Excerto selecionado
<<<<

A faixa de preços estende-se entre os 40€ para o gin e moonshine e ascende entre os 30€ e os 330€ para a gama de whisky. As vendas são feitas através da página online da empresa. A complementar a destilaria conta ainda com dois bares: O Moonshine, especializado em cocktails, e o Batista, com tapas, cervejas e vermutes. Ambos estão instalados no Mercado Municipal de Alpiarça.

Fórmula 1 dos Whiskys

É assim que Jay define a sua gama de whisky “WoodWork” – Um Fórmula 1 da indústria do whisky. Não hesita em comparar-se às principais referências desta indústria como as gamas premium da Macallan, que chegam a custar milhares de euros.

Quando Jay diz isto, não é por falta de modéstia. Quem compara os whiskys “WoodWork” que produz na sua humilde destilaria em Alpiarça a uma das maiores e mais consagradas produtoras no mundo é Jim Murray – um dos mais proeminentes críticos do sector. Na bíblia do Whisky de 2022 já tinha conseguido um prémio de ouro, com uma pontuação de 94 pontos.

Na mais recente edição alcançou uma pontuação de 96, em 100 pontos possíveis. O famoso crítico chegou mesmo a passar uns dias entre Almeirim, onde ficou hospedado, e Alpiarça, para provar os whiskys de Jay.

O produtor relembra o momento em que Jim Murray lhe ligou para lhe ler a crítica que escrevera e que seria publicada na edição deste ano da “Bíblia do Whisky”.

“Ia a conduzir quando o Jim me ligou. Estava junto à Praça de Toiros de Almeirim. Encostei o carro e foi o melhor que fiz. Quando ele me leu a crítica eu chorei como um bebé. É um orgulho enorme”.

O segredo para atingir esta qualidade está na conjunção de alguns factores – nomeadamente a qualidade das pipas em que envelhece aliada ao clima com variações abruptas de temperatura, explicou Jay Venakki ao NS.

Jay escolhe as pipas pessoalmente. Percorre várias quintas e casas agrícolas de Norte a Sul do país para encontrar as melhores. Não é qualquer pipa que serve para fazer bom whisky. Jay prefere aquerlas que já tenham produzido vinho, para impregnar o whisky com os agradáveis aromas e sabores daquele que é um dos mais conceituados produtos portugueses.

>>>>

Detalhes da tarefa
Transcreva do excerto a passagem que começa em "É assim que" e termina em "de 94 pontos.". Baseie-se unicamente no excerto.

Material fornecido
<<<<

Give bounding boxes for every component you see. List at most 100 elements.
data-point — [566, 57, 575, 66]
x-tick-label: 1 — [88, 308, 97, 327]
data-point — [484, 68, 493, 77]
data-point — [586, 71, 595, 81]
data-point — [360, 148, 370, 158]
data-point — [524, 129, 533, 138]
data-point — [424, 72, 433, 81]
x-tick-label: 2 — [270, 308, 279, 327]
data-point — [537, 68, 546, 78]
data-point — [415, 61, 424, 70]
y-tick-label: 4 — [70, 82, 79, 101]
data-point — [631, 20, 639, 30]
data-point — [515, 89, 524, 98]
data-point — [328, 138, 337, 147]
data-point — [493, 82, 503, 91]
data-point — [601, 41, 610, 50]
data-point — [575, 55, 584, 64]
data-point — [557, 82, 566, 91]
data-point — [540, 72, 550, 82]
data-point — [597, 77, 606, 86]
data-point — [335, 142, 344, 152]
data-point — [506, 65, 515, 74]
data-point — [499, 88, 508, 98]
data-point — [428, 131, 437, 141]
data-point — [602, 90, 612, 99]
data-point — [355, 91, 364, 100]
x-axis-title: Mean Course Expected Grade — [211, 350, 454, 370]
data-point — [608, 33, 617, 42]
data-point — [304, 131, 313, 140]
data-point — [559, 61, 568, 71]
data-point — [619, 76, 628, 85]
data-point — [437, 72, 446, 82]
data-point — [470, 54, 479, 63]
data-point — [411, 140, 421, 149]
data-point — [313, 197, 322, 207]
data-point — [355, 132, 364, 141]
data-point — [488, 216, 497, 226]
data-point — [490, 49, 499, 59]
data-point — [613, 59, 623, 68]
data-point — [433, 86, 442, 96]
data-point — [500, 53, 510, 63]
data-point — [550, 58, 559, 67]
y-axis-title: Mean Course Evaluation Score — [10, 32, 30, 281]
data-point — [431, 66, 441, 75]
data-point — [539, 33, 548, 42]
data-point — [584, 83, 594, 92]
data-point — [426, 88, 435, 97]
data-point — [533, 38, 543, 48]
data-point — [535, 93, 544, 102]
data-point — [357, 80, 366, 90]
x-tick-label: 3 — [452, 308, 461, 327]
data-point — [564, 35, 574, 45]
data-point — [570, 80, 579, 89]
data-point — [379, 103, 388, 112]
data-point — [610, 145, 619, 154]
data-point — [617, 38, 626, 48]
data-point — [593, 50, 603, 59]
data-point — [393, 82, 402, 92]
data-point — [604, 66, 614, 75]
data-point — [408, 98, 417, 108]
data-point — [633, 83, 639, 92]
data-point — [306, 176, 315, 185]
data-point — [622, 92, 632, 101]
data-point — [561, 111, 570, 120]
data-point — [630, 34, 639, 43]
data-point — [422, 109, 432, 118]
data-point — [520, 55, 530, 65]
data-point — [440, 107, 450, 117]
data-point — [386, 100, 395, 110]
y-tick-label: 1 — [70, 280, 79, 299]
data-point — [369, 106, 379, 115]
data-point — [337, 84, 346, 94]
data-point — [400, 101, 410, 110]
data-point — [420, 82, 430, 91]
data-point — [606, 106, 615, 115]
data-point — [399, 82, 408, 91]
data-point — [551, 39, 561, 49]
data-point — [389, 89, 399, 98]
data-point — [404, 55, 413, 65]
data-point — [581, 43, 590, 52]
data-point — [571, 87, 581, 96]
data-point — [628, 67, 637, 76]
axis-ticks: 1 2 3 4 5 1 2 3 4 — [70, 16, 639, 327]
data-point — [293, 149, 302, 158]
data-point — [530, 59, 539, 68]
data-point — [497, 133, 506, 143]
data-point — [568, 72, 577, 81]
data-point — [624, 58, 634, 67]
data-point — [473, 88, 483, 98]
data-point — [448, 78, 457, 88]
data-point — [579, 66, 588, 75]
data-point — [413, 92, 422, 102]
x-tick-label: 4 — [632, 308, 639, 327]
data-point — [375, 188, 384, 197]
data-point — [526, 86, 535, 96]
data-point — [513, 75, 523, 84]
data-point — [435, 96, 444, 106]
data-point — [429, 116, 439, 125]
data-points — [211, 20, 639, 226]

>>>>

Resposta
É assim que Jay define a sua gama de whisky “WoodWork” – Um Fórmula 1 da indústria do whisky. Não hesita em comparar-se às principais referências desta indústria como as gamas premium da Macallan, que chegam a custar milhares de euros.

Quando Jay diz isto, não é por falta de modéstia. Quem compara os whiskys “WoodWork” que produz na sua humilde destilaria em Alpiarça a uma das maiores e mais consagradas produtoras no mundo é Jim Murray – um dos mais proeminentes críticos do sector. Na bíblia do Whisky de 2022 já tinha conseguido um prémio de ouro, com uma pontuação de 94 pontos.